§ WRITTEN INSTRUCTION
Reproduce each of the following lines word for word, and leave out the pictures.

§ EXTRACTED ENTRIES
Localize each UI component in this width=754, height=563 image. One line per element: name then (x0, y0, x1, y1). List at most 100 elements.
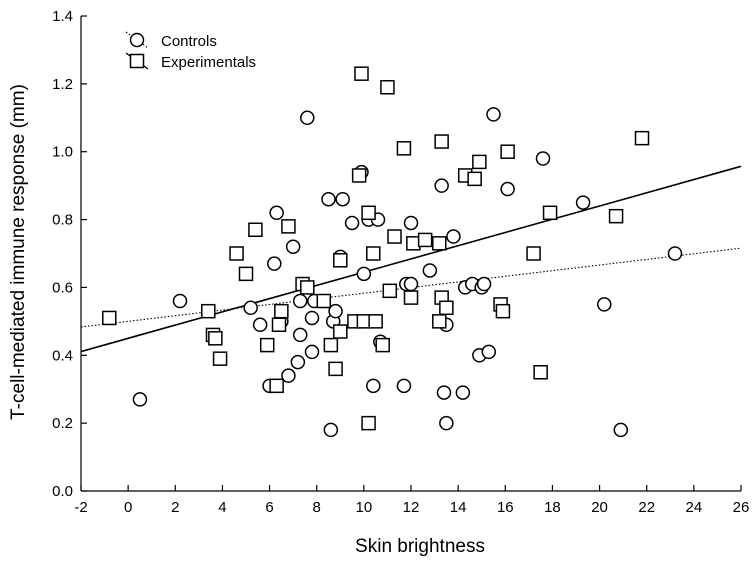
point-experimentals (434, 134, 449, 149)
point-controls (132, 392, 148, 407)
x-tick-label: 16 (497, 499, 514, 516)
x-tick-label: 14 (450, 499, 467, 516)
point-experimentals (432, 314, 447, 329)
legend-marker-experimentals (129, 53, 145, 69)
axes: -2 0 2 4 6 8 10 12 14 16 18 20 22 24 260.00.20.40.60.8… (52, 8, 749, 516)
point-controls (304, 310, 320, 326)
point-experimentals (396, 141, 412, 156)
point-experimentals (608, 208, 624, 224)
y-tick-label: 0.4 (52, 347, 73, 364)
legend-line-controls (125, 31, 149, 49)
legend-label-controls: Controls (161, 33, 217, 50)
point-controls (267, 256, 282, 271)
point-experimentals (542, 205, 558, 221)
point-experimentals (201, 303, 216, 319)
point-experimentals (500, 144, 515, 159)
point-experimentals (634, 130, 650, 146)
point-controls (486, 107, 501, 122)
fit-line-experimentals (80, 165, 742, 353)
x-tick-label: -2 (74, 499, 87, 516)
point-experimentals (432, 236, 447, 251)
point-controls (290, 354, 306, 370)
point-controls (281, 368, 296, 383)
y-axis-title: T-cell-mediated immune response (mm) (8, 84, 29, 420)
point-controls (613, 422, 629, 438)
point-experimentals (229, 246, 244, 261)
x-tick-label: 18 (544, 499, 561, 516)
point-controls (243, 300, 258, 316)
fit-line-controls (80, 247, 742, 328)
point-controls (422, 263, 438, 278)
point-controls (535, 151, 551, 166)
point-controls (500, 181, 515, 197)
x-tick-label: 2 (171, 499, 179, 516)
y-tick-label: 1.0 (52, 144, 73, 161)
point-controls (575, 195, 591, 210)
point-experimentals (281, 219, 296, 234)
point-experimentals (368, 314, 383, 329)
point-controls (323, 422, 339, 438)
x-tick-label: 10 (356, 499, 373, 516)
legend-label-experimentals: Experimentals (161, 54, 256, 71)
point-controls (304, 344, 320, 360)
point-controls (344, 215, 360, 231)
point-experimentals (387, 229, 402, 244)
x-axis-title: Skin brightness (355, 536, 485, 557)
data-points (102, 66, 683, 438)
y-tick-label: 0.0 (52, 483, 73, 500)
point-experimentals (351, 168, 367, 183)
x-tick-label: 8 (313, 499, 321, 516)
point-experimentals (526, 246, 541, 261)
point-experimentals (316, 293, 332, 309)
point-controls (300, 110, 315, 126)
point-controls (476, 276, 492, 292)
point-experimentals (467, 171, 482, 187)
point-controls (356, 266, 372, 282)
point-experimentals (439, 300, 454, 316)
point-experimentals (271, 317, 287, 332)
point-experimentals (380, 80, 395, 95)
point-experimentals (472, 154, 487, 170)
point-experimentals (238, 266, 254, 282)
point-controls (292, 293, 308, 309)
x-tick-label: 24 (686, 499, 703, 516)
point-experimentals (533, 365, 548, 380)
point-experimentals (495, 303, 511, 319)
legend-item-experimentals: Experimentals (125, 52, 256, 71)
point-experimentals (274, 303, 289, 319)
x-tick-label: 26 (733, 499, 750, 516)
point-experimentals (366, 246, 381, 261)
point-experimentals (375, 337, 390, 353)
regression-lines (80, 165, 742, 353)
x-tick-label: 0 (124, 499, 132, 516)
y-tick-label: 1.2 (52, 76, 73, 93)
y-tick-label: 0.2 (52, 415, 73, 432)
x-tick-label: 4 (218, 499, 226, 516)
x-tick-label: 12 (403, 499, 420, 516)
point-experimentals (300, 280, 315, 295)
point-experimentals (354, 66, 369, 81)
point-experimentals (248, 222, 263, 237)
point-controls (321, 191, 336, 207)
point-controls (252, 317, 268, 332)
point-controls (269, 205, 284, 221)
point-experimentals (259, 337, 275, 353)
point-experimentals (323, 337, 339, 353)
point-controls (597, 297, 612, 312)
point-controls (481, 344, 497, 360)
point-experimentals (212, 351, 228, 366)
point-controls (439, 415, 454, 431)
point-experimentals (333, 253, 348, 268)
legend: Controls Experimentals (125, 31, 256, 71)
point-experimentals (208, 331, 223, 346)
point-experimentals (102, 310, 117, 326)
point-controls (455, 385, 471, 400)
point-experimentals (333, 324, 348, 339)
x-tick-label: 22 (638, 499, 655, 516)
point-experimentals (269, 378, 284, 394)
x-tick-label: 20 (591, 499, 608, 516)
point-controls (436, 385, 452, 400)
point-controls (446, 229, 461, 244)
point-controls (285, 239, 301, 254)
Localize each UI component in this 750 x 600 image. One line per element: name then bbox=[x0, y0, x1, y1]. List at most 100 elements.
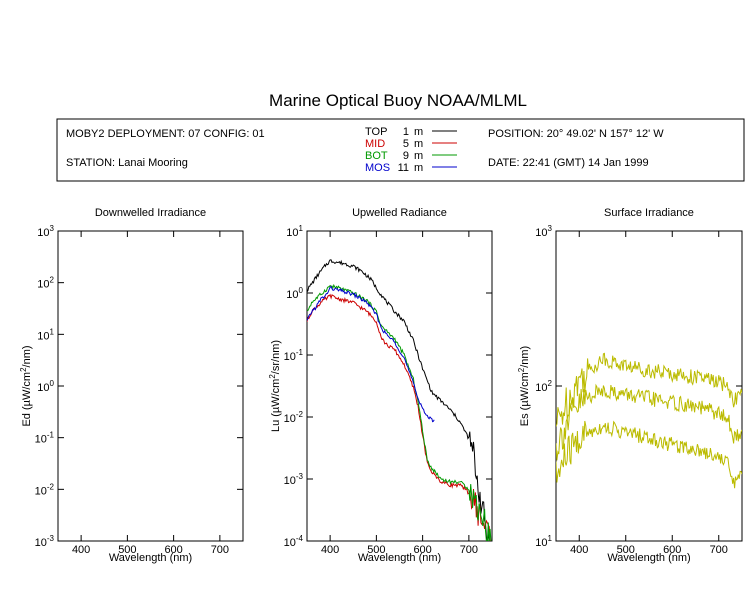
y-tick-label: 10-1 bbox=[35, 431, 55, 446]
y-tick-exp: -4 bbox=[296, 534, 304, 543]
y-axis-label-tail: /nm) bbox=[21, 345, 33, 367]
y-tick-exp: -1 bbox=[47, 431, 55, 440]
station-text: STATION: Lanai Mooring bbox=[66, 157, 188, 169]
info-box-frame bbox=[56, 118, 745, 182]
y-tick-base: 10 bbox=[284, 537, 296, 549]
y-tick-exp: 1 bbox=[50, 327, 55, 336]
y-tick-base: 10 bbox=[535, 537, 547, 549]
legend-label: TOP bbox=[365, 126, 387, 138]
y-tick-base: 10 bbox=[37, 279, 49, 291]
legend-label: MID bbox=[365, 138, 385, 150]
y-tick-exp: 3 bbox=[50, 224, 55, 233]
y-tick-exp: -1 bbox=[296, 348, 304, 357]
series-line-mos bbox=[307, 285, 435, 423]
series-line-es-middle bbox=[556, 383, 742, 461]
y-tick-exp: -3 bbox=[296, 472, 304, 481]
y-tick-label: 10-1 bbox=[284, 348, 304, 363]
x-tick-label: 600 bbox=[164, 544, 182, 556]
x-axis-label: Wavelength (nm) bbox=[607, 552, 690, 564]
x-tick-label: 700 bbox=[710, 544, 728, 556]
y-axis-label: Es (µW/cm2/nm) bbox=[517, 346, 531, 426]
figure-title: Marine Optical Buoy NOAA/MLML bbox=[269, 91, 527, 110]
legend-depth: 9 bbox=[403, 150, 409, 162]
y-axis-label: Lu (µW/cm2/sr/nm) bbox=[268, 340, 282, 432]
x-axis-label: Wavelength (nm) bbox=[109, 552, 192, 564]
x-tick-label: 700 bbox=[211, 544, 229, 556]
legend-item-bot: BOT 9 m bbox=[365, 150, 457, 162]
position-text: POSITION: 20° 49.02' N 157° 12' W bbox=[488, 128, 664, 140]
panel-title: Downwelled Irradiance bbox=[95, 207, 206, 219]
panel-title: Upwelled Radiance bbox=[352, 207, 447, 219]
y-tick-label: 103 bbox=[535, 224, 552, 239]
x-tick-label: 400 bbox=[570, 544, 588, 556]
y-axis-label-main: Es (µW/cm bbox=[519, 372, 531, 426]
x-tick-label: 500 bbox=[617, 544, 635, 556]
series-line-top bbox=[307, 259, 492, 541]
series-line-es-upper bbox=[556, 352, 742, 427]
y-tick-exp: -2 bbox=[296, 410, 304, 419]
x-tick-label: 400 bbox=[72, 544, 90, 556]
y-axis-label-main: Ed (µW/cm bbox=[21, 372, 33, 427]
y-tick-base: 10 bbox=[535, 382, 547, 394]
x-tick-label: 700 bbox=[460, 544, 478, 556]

§ WRITTEN REPLY
Localize each UI component in this width=754, height=563 image. One line per element: name then (x0, y0, x1, y1). List at most 100 elements.
point-experimentals (434, 134, 449, 149)
point-controls (132, 392, 148, 407)
x-tick-label: 16 (497, 499, 514, 516)
x-tick-label: 14 (450, 499, 467, 516)
point-experimentals (432, 314, 447, 329)
legend-marker-experimentals (129, 53, 145, 69)
axes: -2 0 2 4 6 8 10 12 14 16 18 20 22 24 260.00.20.40.60.8… (52, 8, 749, 516)
point-controls (304, 310, 320, 326)
point-experimentals (396, 141, 412, 156)
point-experimentals (608, 208, 624, 224)
y-tick-label: 0.4 (52, 347, 73, 364)
legend-line-controls (125, 31, 149, 49)
legend-label-controls: Controls (161, 33, 217, 50)
point-controls (267, 256, 282, 271)
point-experimentals (542, 205, 558, 221)
point-experimentals (201, 303, 216, 319)
point-experimentals (500, 144, 515, 159)
point-experimentals (634, 130, 650, 146)
point-controls (486, 107, 501, 122)
fit-line-experimentals (80, 165, 742, 353)
x-tick-label: -2 (74, 499, 87, 516)
point-experimentals (432, 236, 447, 251)
point-controls (290, 354, 306, 370)
point-controls (281, 368, 296, 383)
y-axis-title: T-cell-mediated immune response (mm) (8, 84, 29, 420)
point-controls (613, 422, 629, 438)
point-experimentals (229, 246, 244, 261)
x-tick-label: 18 (544, 499, 561, 516)
point-controls (243, 300, 258, 316)
fit-line-controls (80, 247, 742, 328)
point-controls (422, 263, 438, 278)
point-controls (535, 151, 551, 166)
point-controls (500, 181, 515, 197)
x-tick-label: 2 (171, 499, 179, 516)
y-tick-label: 1.0 (52, 144, 73, 161)
point-controls (575, 195, 591, 210)
point-experimentals (281, 219, 296, 234)
point-experimentals (368, 314, 383, 329)
point-controls (323, 422, 339, 438)
x-tick-label: 10 (356, 499, 373, 516)
legend-label-experimentals: Experimentals (161, 54, 256, 71)
point-controls (304, 344, 320, 360)
point-controls (344, 215, 360, 231)
point-experimentals (387, 229, 402, 244)
x-axis-title: Skin brightness (355, 536, 485, 557)
data-points (102, 66, 683, 438)
y-tick-label: 0.0 (52, 483, 73, 500)
point-experimentals (351, 168, 367, 183)
x-tick-label: 8 (313, 499, 321, 516)
point-experimentals (526, 246, 541, 261)
point-experimentals (316, 293, 332, 309)
point-controls (300, 110, 315, 126)
point-controls (476, 276, 492, 292)
point-experimentals (467, 171, 482, 187)
point-controls (356, 266, 372, 282)
point-experimentals (439, 300, 454, 316)
point-experimentals (271, 317, 287, 332)
point-experimentals (380, 80, 395, 95)
point-experimentals (472, 154, 487, 170)
point-experimentals (238, 266, 254, 282)
point-controls (292, 293, 308, 309)
x-tick-label: 24 (686, 499, 703, 516)
point-experimentals (533, 365, 548, 380)
point-experimentals (495, 303, 511, 319)
legend-item-experimentals: Experimentals (125, 52, 256, 71)
point-experimentals (274, 303, 289, 319)
x-tick-label: 26 (733, 499, 750, 516)
point-experimentals (366, 246, 381, 261)
point-experimentals (375, 337, 390, 353)
regression-lines (80, 165, 742, 353)
x-tick-label: 0 (124, 499, 132, 516)
y-tick-label: 1.2 (52, 76, 73, 93)
y-tick-label: 0.2 (52, 415, 73, 432)
x-tick-label: 4 (218, 499, 226, 516)
x-tick-label: 12 (403, 499, 420, 516)
point-experimentals (300, 280, 315, 295)
point-experimentals (354, 66, 369, 81)
point-experimentals (248, 222, 263, 237)
point-controls (321, 191, 336, 207)
point-controls (252, 317, 268, 332)
point-controls (269, 205, 284, 221)
point-experimentals (259, 337, 275, 353)
point-experimentals (323, 337, 339, 353)
point-controls (597, 297, 612, 312)
point-controls (481, 344, 497, 360)
point-experimentals (212, 351, 228, 366)
point-controls (439, 415, 454, 431)
point-experimentals (333, 253, 348, 268)
legend: Controls Experimentals (125, 31, 256, 71)
point-experimentals (208, 331, 223, 346)
point-experimentals (102, 310, 117, 326)
point-controls (455, 385, 471, 400)
point-experimentals (333, 324, 348, 339)
x-tick-label: 22 (638, 499, 655, 516)
point-experimentals (269, 378, 284, 394)
x-tick-label: 20 (591, 499, 608, 516)
point-controls (436, 385, 452, 400)
point-controls (446, 229, 461, 244)
point-controls (285, 239, 301, 254)
Localize each UI component in this 750 x 600 image. One line per element: name then bbox=[x0, y0, x1, y1]. List at most 100 elements.
y-tick-label: 10-1 bbox=[35, 431, 55, 446]
y-tick-exp: -4 bbox=[296, 534, 304, 543]
y-axis-label-tail: /nm) bbox=[21, 345, 33, 367]
y-tick-exp: -1 bbox=[47, 431, 55, 440]
station-text: STATION: Lanai Mooring bbox=[66, 157, 188, 169]
info-box-frame bbox=[56, 118, 745, 182]
y-tick-base: 10 bbox=[284, 537, 296, 549]
y-tick-exp: 1 bbox=[50, 327, 55, 336]
y-tick-base: 10 bbox=[535, 537, 547, 549]
legend-label: TOP bbox=[365, 126, 387, 138]
y-tick-base: 10 bbox=[37, 279, 49, 291]
legend-label: MID bbox=[365, 138, 385, 150]
y-tick-exp: 3 bbox=[50, 224, 55, 233]
y-tick-exp: -1 bbox=[296, 348, 304, 357]
series-line-mos bbox=[307, 285, 435, 423]
series-line-es-middle bbox=[556, 383, 742, 461]
y-tick-exp: -3 bbox=[296, 472, 304, 481]
y-tick-label: 10-1 bbox=[284, 348, 304, 363]
x-tick-label: 600 bbox=[164, 544, 182, 556]
x-axis-label: Wavelength (nm) bbox=[607, 552, 690, 564]
x-tick-label: 700 bbox=[710, 544, 728, 556]
y-axis-label: Es (µW/cm2/nm) bbox=[517, 346, 531, 426]
figure-title: Marine Optical Buoy NOAA/MLML bbox=[269, 91, 527, 110]
legend-depth: 9 bbox=[403, 150, 409, 162]
y-axis-label: Lu (µW/cm2/sr/nm) bbox=[268, 340, 282, 432]
x-axis-label: Wavelength (nm) bbox=[109, 552, 192, 564]
x-tick-label: 700 bbox=[211, 544, 229, 556]
legend-item-bot: BOT 9 m bbox=[365, 150, 457, 162]
position-text: POSITION: 20° 49.02' N 157° 12' W bbox=[488, 128, 664, 140]
panel-title: Downwelled Irradiance bbox=[95, 207, 206, 219]
panel-title: Upwelled Radiance bbox=[352, 207, 447, 219]
y-tick-label: 103 bbox=[535, 224, 552, 239]
x-tick-label: 400 bbox=[570, 544, 588, 556]
y-axis-label-main: Es (µW/cm bbox=[519, 372, 531, 426]
x-tick-label: 500 bbox=[617, 544, 635, 556]
series-line-top bbox=[307, 259, 492, 541]
series-line-es-upper bbox=[556, 352, 742, 427]
y-tick-exp: -2 bbox=[296, 410, 304, 419]
x-tick-label: 400 bbox=[72, 544, 90, 556]
y-axis-label-main: Ed (µW/cm bbox=[21, 372, 33, 427]
y-tick-base: 10 bbox=[535, 382, 547, 394]
x-tick-label: 700 bbox=[460, 544, 478, 556]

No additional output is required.